[start RECORDS TO USE]

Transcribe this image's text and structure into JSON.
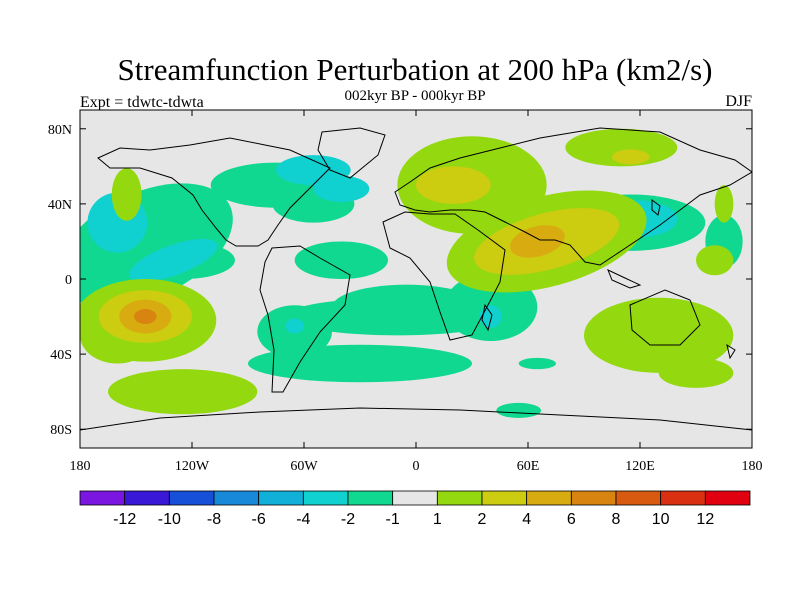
{
  "chart_data": {
    "type": "heatmap",
    "title": "Streamfunction Perturbation at 200 hPa (km2/s)",
    "subtitle": "002kyr BP - 000kyr BP",
    "left_label": "Expt = tdwtc-tdwta",
    "right_label": "DJF",
    "x_ticks": [
      "180",
      "120W",
      "60W",
      "0",
      "60E",
      "120E",
      "180"
    ],
    "x_tick_values": [
      -180,
      -120,
      -60,
      0,
      60,
      120,
      180
    ],
    "y_ticks": [
      "80N",
      "40N",
      "0",
      "40S",
      "80S"
    ],
    "y_tick_values": [
      80,
      40,
      0,
      -40,
      -80
    ],
    "xlim": [
      -180,
      180
    ],
    "ylim": [
      -90,
      90
    ],
    "colorbar": {
      "colors": [
        "#7a16e0",
        "#3a18d8",
        "#1650d8",
        "#1888d8",
        "#10b0d8",
        "#10d0d0",
        "#10d890",
        "#e6e6e6",
        "#94d810",
        "#cccc10",
        "#d8ac10",
        "#d88410",
        "#d85a10",
        "#d83010",
        "#e00010"
      ],
      "labels": [
        "-12",
        "-10",
        "-8",
        "-6",
        "-4",
        "-2",
        "-1",
        "1",
        "2",
        "4",
        "6",
        "8",
        "10",
        "12"
      ]
    },
    "field_levels": [
      {
        "color": "#10d890",
        "blobs": [
          [
            -145,
            18,
            50,
            28,
            -25
          ],
          [
            -125,
            10,
            28,
            10,
            0
          ],
          [
            -75,
            50,
            35,
            12,
            0
          ],
          [
            -55,
            40,
            22,
            10,
            0
          ],
          [
            -40,
            10,
            25,
            10,
            0
          ],
          [
            -65,
            -28,
            20,
            14,
            0
          ],
          [
            -5,
            -15,
            40,
            12,
            0
          ],
          [
            40,
            -15,
            25,
            18,
            0
          ],
          [
            65,
            -45,
            10,
            3,
            0
          ],
          [
            55,
            -70,
            12,
            4,
            0
          ],
          [
            115,
            30,
            40,
            15,
            0
          ],
          [
            165,
            20,
            10,
            14,
            0
          ],
          [
            -30,
            -45,
            60,
            10,
            0
          ],
          [
            -10,
            -20,
            60,
            10,
            0
          ]
        ]
      },
      {
        "color": "#10d0d0",
        "blobs": [
          [
            -160,
            30,
            16,
            16,
            0
          ],
          [
            -130,
            10,
            25,
            8,
            -20
          ],
          [
            -55,
            58,
            20,
            8,
            0
          ],
          [
            -40,
            48,
            15,
            7,
            0
          ],
          [
            118,
            32,
            22,
            10,
            0
          ],
          [
            -65,
            -25,
            5,
            4,
            0
          ],
          [
            40,
            -20,
            6,
            6,
            0
          ]
        ]
      },
      {
        "color": "#94d810",
        "blobs": [
          [
            -145,
            -22,
            38,
            22,
            0
          ],
          [
            -160,
            -30,
            20,
            15,
            0
          ],
          [
            -125,
            -60,
            40,
            12,
            0
          ],
          [
            30,
            50,
            40,
            26,
            0
          ],
          [
            70,
            20,
            55,
            24,
            -15
          ],
          [
            110,
            70,
            30,
            10,
            0
          ],
          [
            130,
            -30,
            40,
            20,
            0
          ],
          [
            150,
            -50,
            20,
            8,
            0
          ],
          [
            165,
            40,
            5,
            10,
            0
          ],
          [
            -155,
            45,
            8,
            14,
            0
          ],
          [
            160,
            10,
            10,
            8,
            0
          ]
        ]
      },
      {
        "color": "#cccc10",
        "blobs": [
          [
            -145,
            -20,
            25,
            14,
            0
          ],
          [
            20,
            50,
            20,
            10,
            0
          ],
          [
            70,
            20,
            40,
            15,
            -15
          ],
          [
            115,
            65,
            10,
            4,
            0
          ]
        ]
      },
      {
        "color": "#d8ac10",
        "blobs": [
          [
            -145,
            -20,
            14,
            9,
            0
          ],
          [
            65,
            20,
            15,
            8,
            -15
          ]
        ]
      },
      {
        "color": "#d88410",
        "blobs": [
          [
            -145,
            -20,
            6,
            4,
            0
          ]
        ]
      }
    ]
  }
}
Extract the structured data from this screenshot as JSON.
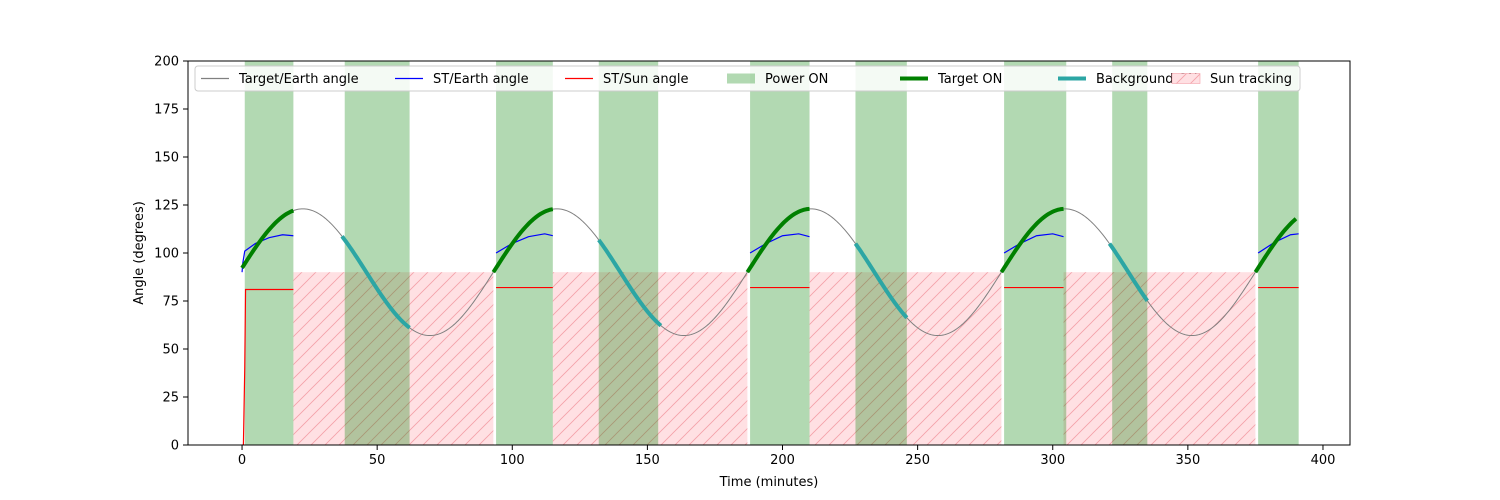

[end RECORDS TO USE]

TASK DESCRIPTION> From the listing above, pick out every line containing "JSON".

SOLUTION TO THIS TASK>
Transcribe this image's text and structure into JSON.
Extract the structured data from this screenshot as JSON.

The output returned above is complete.